== STATED GOAL ==
Look through the data below and work out how many lines contain the string "name". Give the number alone.

═══ INFORMATION GIVEN

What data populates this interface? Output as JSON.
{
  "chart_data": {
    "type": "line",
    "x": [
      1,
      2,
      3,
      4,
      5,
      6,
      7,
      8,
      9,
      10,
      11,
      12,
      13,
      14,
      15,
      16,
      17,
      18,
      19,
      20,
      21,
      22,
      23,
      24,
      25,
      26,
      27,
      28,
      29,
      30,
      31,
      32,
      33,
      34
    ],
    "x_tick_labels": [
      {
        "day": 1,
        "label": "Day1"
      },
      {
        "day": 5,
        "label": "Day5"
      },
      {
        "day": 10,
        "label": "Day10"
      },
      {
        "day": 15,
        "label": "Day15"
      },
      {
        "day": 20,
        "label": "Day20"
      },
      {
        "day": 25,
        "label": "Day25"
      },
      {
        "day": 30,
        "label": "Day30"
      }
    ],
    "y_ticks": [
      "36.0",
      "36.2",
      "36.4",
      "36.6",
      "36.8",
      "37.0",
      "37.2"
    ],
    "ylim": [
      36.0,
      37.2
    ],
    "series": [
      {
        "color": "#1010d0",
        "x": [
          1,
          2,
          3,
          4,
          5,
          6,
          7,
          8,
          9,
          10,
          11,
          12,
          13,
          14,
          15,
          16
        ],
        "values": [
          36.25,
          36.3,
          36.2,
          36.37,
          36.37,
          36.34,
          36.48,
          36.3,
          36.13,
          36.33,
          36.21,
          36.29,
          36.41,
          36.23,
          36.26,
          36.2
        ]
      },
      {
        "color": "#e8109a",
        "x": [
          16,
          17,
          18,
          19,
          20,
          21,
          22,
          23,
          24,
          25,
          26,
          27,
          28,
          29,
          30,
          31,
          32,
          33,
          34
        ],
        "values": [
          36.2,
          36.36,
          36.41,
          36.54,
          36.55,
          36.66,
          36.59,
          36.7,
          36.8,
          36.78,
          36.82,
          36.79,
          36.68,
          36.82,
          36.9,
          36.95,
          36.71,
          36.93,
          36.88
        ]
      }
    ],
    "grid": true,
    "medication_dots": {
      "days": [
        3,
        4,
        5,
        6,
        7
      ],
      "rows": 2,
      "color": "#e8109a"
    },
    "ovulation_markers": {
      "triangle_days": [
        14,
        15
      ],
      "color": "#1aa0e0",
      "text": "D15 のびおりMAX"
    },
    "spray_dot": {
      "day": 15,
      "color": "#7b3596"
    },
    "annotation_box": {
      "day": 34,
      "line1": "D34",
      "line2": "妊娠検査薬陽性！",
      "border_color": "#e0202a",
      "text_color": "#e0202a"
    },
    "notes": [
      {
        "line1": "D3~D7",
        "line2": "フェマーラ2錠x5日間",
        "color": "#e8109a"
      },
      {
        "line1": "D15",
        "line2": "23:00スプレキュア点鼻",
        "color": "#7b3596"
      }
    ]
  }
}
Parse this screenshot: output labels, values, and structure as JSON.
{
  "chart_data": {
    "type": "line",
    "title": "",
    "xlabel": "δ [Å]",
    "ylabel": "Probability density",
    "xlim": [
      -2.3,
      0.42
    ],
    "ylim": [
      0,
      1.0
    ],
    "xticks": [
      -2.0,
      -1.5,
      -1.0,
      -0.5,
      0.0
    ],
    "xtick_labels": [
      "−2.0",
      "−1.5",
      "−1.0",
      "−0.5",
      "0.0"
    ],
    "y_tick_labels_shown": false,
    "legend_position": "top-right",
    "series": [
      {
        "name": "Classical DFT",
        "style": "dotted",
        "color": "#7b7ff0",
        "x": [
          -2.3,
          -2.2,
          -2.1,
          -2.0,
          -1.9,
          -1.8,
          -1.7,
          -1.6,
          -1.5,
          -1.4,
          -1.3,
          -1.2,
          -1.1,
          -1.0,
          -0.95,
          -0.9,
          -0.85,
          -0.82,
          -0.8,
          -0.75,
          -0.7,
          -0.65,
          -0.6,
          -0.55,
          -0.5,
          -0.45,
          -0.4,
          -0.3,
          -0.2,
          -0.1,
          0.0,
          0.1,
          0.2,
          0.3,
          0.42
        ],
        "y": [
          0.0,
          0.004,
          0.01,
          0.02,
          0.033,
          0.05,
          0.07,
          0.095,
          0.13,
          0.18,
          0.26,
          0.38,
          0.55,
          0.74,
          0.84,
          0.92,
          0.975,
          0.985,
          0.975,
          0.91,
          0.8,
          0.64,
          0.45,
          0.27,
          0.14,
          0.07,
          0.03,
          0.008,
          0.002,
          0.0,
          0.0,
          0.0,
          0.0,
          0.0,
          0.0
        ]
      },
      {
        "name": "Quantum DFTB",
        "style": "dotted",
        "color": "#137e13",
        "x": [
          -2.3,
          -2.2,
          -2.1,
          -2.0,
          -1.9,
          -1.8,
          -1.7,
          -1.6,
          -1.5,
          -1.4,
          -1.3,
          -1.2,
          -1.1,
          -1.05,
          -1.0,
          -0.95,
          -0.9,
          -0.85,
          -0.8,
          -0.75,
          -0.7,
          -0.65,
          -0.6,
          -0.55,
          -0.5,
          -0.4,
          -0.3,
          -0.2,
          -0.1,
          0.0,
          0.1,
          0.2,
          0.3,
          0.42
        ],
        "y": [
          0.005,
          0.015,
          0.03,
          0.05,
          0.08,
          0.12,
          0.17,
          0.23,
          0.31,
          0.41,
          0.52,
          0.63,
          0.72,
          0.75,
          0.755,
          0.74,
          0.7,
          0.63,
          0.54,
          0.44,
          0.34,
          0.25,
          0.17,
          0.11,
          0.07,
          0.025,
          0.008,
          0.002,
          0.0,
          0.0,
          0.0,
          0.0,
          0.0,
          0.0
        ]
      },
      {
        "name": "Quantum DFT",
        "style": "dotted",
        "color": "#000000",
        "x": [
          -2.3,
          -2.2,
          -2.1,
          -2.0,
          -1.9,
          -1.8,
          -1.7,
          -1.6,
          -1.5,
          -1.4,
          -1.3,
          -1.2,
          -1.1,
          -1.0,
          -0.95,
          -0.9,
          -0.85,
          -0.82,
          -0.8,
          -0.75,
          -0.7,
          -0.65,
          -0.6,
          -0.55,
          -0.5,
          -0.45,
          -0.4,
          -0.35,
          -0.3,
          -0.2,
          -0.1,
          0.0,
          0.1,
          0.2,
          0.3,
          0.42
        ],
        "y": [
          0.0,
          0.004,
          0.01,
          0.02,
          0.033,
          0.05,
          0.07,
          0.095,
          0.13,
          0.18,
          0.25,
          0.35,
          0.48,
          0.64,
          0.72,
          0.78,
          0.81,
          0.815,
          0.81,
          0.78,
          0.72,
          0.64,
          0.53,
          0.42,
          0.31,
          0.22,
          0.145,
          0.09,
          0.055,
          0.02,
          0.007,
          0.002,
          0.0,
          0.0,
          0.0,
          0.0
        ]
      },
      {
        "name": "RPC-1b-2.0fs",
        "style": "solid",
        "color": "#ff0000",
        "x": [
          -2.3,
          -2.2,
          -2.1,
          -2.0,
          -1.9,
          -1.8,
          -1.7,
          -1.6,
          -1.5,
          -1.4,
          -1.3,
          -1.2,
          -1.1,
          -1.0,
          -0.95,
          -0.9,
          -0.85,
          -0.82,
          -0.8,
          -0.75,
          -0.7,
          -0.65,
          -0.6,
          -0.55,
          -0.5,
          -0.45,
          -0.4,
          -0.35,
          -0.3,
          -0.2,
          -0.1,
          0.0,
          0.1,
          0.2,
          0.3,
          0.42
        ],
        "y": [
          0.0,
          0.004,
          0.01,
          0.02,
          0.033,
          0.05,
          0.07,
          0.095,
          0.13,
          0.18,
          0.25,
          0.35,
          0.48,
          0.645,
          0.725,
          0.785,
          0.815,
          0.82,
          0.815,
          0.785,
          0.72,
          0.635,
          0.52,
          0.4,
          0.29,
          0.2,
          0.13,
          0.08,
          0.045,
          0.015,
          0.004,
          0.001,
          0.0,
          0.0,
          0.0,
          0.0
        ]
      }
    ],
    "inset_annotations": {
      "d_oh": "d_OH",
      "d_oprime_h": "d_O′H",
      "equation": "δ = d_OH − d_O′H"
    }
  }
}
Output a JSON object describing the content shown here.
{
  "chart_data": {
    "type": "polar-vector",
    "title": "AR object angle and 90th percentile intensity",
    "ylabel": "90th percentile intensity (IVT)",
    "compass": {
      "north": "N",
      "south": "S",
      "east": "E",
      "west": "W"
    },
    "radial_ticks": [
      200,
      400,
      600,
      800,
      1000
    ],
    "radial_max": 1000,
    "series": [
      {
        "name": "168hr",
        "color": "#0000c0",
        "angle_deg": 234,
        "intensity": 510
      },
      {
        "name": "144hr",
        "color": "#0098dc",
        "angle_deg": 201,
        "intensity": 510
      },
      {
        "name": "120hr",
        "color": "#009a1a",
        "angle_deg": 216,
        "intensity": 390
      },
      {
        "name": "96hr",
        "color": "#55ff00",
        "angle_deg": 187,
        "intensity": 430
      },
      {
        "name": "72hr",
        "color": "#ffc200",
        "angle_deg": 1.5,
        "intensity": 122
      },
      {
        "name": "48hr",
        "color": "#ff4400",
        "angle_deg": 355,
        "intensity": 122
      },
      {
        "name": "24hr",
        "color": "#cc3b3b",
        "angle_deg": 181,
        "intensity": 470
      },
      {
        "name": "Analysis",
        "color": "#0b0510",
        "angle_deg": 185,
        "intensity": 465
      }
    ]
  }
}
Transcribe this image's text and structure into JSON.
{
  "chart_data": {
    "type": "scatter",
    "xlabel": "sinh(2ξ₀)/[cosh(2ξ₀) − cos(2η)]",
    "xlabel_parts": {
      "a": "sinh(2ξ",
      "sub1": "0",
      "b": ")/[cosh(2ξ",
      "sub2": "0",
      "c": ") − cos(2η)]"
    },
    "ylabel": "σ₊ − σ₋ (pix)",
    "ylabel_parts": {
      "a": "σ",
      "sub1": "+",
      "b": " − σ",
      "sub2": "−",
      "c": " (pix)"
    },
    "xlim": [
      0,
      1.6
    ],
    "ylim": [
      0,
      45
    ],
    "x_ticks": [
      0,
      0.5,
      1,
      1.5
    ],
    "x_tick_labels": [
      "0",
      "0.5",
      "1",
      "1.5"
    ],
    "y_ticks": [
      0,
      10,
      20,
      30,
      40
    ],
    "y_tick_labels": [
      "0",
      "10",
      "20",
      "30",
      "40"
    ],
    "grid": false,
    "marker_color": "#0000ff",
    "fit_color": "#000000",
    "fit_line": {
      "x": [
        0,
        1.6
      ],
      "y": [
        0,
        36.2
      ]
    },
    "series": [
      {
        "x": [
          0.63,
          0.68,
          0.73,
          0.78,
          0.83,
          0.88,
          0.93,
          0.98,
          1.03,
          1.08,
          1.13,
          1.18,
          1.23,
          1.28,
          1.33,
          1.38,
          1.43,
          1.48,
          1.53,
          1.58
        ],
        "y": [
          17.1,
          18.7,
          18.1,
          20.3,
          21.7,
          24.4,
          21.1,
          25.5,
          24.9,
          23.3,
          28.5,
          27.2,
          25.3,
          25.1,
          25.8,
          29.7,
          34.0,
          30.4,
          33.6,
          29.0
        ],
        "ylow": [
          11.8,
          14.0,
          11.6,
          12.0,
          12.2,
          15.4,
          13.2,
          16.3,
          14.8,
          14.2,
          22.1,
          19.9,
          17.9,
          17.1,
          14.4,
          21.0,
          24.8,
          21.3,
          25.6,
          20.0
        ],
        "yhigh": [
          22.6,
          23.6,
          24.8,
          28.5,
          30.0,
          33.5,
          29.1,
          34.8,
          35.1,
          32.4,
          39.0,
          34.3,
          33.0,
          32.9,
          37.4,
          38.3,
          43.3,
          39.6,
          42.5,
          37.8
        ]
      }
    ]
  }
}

══════

== EXPECTED ANSWER ==
12